## THE PROBLEM
Rewrite every item with each occurrence of "组织行为学" replaced by "组织行为科学", changing nothing else, and omit the pictures.

>> begin EXERCISE DATA

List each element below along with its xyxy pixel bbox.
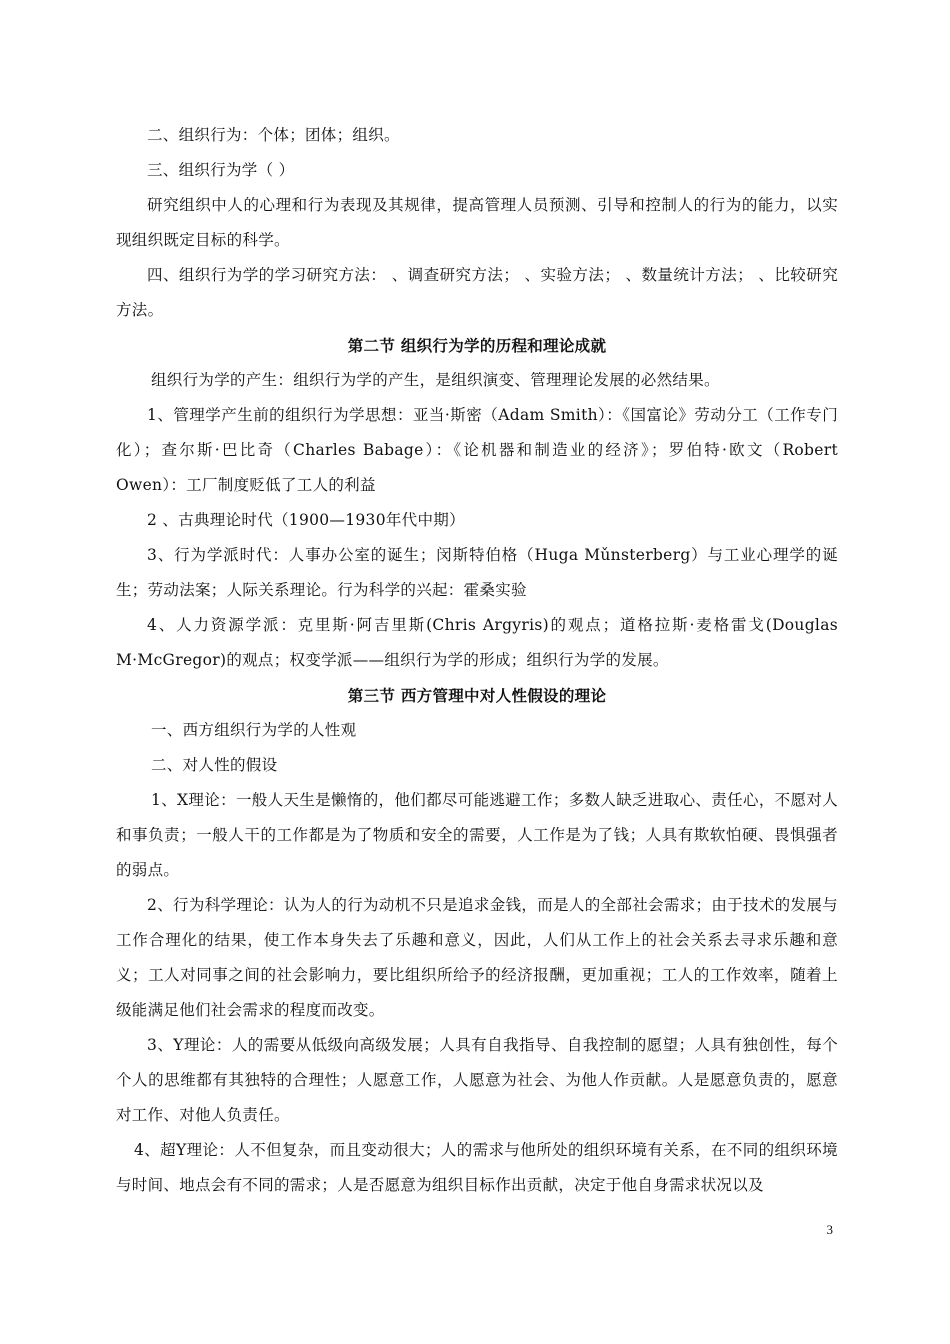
section-3-heading: 第三节 西方管理中对人性假设的理论 (347, 686, 607, 705)
pre-management-thought: 1、管理学产生前的组织行为学思想：亚当·斯密（Adam Smith）：《国富论》劳动分工（工作专门化）；查尔斯·巴比奇（Charles Babage）：《论机器和制造业的经济》；罗伯特·欧文（Robert Owen）：工厂制度贬低了工人的利益 (116, 406, 838, 494)
document-page (116, 118, 838, 1203)
classical-theory-era: 2 、古典理论时代（1900—1930年代中期） (147, 511, 465, 529)
theory-x: 1、X理论：一般人天生是懒惰的，他们都尽可能逃避工作；多数人缺乏进取心、责任心，不愿对人和事负责；一般人干的工作都是为了物质和安全的需要，人工作是为了钱；人具有欺软怕硬、畏惧强者的弱点。 (116, 791, 838, 879)
research-methods: 四、组织行为学的学习研究方法： 、调查研究方法； 、实验方法； 、数量统计方法； 、比较研究方法。 (116, 266, 838, 319)
theory-y: 3、Y理论：人的需要从低级向高级发展；人具有自我指导、自我控制的愿望；人具有独创性，每个个人的思维都有其独特的合理性；人愿意工作，人愿意为社会、为他人作贡献。人是愿意负责的，愿意对工作、对他人负责任。 (116, 1036, 838, 1124)
section-2-intro: 组织行为学的产生：组织行为学的产生，是组织演变、管理理论发展的必然结果。 (151, 371, 720, 389)
org-behavior-levels: 二、组织行为：个体；团体；组织。 (147, 126, 400, 144)
behavioral-school-era: 3、行为学派时代：人事办公室的诞生；闵斯特伯格（Huga Mǔnsterberg）与工业心理学的诞生；劳动法案；人际关系理论。行为科学的兴起：霍桑实验 (116, 546, 838, 599)
section-2-heading: 第二节 组织行为学的历程和理论成就 (347, 336, 607, 355)
human-nature-assumptions: 二、对人性的假设 (151, 756, 278, 774)
human-nature-view: 一、西方组织行为学的人性观 (151, 721, 357, 739)
org-behavior-science-title: 三、组织行为学（ ） (147, 161, 295, 179)
behavioral-science-theory: 2、行为科学理论：认为人的行为动机不只是追求金钱，而是人的全部社会需求；由于技术的发展与工作合理化的结果，使工作本身失去了乐趣和意义，因此，人们从工作上的社会关系去寻求乐趣和意义；工人对同事之间的社会影响力，要比组织所给予的经济报酬，更加重视；工人的工作效率，随着上级能满足他们社会需求的程度而改变。 (116, 896, 838, 1019)
super-y-theory: 4、超Y理论：人不但复杂，而且变动很大；人的需求与他所处的组织环境有关系，在不同的组织环境与时间、地点会有不同的需求；人是否愿意为组织目标作出贡献，决定于他自身需求状况以及 (116, 1141, 838, 1194)
org-behavior-definition: 研究组织中人的心理和行为表现及其规律，提高管理人员预测、引导和控制人的行为的能力，以实现组织既定目标的科学。 (116, 196, 838, 249)
page-number: 3 (826, 1222, 833, 1237)
human-resources-school: 4、人力资源学派：克里斯·阿吉里斯(Chris Argyris)的观点；道格拉斯·麦格雷戈(Douglas M·McGregor)的观点；权变学派——组织行为学的形成；组织行为学的发展。 (116, 616, 838, 669)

>> end EXERCISE DATA

## SOLUTION TO THE EXERCISE
List each element below along with its xyxy pixel bbox.
section-3-heading: 第三节 西方管理中对人性假设的理论 (347, 686, 607, 705)
pre-management-thought: 1、管理学产生前的组织行为科学思想：亚当·斯密（Adam Smith）：《国富论》劳动分工（工作专门化）；查尔斯·巴比奇（Charles Babage）：《论机器和制造业的经济》；罗伯特·欧文（Robert Owen）：工厂制度贬低了工人的利益 (116, 406, 838, 494)
document-page (116, 118, 838, 1203)
classical-theory-era: 2 、古典理论时代（1900—1930年代中期） (147, 511, 465, 529)
theory-x: 1、X理论：一般人天生是懒惰的，他们都尽可能逃避工作；多数人缺乏进取心、责任心，不愿对人和事负责；一般人干的工作都是为了物质和安全的需要，人工作是为了钱；人具有欺软怕硬、畏惧强者的弱点。 (116, 791, 838, 879)
research-methods: 四、组织行为科学的学习研究方法： 、调查研究方法； 、实验方法； 、数量统计方法； 、比较研究方法。 (116, 266, 838, 319)
theory-y: 3、Y理论：人的需要从低级向高级发展；人具有自我指导、自我控制的愿望；人具有独创性，每个个人的思维都有其独特的合理性；人愿意工作，人愿意为社会、为他人作贡献。人是愿意负责的，愿意对工作、对他人负责任。 (116, 1036, 838, 1124)
section-2-intro: 组织行为科学的产生：组织行为科学的产生，是组织演变、管理理论发展的必然结果。 (151, 371, 720, 389)
org-behavior-levels: 二、组织行为：个体；团体；组织。 (147, 126, 400, 144)
behavioral-school-era: 3、行为学派时代：人事办公室的诞生；闵斯特伯格（Huga Mǔnsterberg）与工业心理学的诞生；劳动法案；人际关系理论。行为科学的兴起：霍桑实验 (116, 546, 838, 599)
section-2-heading: 第二节 组织行为科学的历程和理论成就 (347, 336, 607, 355)
human-nature-assumptions: 二、对人性的假设 (151, 756, 278, 774)
human-nature-view: 一、西方组织行为科学的人性观 (151, 721, 357, 739)
org-behavior-science-title: 三、组织行为科学（ ） (147, 161, 295, 179)
behavioral-science-theory: 2、行为科学理论：认为人的行为动机不只是追求金钱，而是人的全部社会需求；由于技术的发展与工作合理化的结果，使工作本身失去了乐趣和意义，因此，人们从工作上的社会关系去寻求乐趣和意义；工人对同事之间的社会影响力，要比组织所给予的经济报酬，更加重视；工人的工作效率，随着上级能满足他们社会需求的程度而改变。 (116, 896, 838, 1019)
super-y-theory: 4、超Y理论：人不但复杂，而且变动很大；人的需求与他所处的组织环境有关系，在不同的组织环境与时间、地点会有不同的需求；人是否愿意为组织目标作出贡献，决定于他自身需求状况以及 (116, 1141, 838, 1194)
org-behavior-definition: 研究组织中人的心理和行为表现及其规律，提高管理人员预测、引导和控制人的行为的能力，以实现组织既定目标的科学。 (116, 196, 838, 249)
page-number: 3 (826, 1222, 833, 1237)
human-resources-school: 4、人力资源学派：克里斯·阿吉里斯(Chris Argyris)的观点；道格拉斯·麦格雷戈(Douglas M·McGregor)的观点；权变学派——组织行为科学的形成；组织行为科学的发展。 (116, 616, 838, 669)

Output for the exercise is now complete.